WORK REQUIRED
Repeat each entry in the data, exactly.

RECORDS TO PROCESS below:

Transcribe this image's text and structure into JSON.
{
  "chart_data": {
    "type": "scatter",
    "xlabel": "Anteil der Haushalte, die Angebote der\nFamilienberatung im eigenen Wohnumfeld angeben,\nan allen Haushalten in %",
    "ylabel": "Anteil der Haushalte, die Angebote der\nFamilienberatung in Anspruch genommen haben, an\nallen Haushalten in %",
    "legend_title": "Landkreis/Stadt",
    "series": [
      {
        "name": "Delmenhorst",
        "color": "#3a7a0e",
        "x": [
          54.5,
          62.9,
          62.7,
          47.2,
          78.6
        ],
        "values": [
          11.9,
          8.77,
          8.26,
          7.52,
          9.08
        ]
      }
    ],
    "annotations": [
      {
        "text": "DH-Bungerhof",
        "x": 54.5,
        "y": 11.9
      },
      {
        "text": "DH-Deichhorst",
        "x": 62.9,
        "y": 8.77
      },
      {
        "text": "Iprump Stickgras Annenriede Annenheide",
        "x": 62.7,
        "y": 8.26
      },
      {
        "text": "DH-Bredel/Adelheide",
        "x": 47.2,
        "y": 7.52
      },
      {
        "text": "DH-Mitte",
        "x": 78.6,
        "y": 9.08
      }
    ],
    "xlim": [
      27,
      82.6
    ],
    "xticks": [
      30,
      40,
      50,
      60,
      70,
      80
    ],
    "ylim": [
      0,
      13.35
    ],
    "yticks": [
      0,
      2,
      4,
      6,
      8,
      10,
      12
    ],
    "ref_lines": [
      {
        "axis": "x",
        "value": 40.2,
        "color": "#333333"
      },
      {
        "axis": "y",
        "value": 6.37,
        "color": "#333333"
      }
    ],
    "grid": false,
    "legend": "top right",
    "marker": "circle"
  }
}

End of RECORDS TO PROCESS.

OUTPUT
Transcribe this image's text and structure into JSON.
{
  "chart_data": {
    "type": "scatter",
    "xlabel": "Anteil der Haushalte, die Angebote der\nFamilienberatung im eigenen Wohnumfeld angeben,\nan allen Haushalten in %",
    "ylabel": "Anteil der Haushalte, die Angebote der\nFamilienberatung in Anspruch genommen haben, an\nallen Haushalten in %",
    "legend_title": "Landkreis/Stadt",
    "series": [
      {
        "name": "Delmenhorst",
        "color": "#3a7a0e",
        "x": [
          54.5,
          62.9,
          62.7,
          47.2,
          78.6
        ],
        "values": [
          11.9,
          8.77,
          8.26,
          7.52,
          9.08
        ]
      }
    ],
    "annotations": [
      {
        "text": "DH-Bungerhof",
        "x": 54.5,
        "y": 11.9
      },
      {
        "text": "DH-Deichhorst",
        "x": 62.9,
        "y": 8.77
      },
      {
        "text": "Iprump Stickgras Annenriede Annenheide",
        "x": 62.7,
        "y": 8.26
      },
      {
        "text": "DH-Bredel/Adelheide",
        "x": 47.2,
        "y": 7.52
      },
      {
        "text": "DH-Mitte",
        "x": 78.6,
        "y": 9.08
      }
    ],
    "xlim": [
      27,
      82.6
    ],
    "xticks": [
      30,
      40,
      50,
      60,
      70,
      80
    ],
    "ylim": [
      0,
      13.35
    ],
    "yticks": [
      0,
      2,
      4,
      6,
      8,
      10,
      12
    ],
    "ref_lines": [
      {
        "axis": "x",
        "value": 40.2,
        "color": "#333333"
      },
      {
        "axis": "y",
        "value": 6.37,
        "color": "#333333"
      }
    ],
    "grid": false,
    "legend": "top right",
    "marker": "circle"
  }
}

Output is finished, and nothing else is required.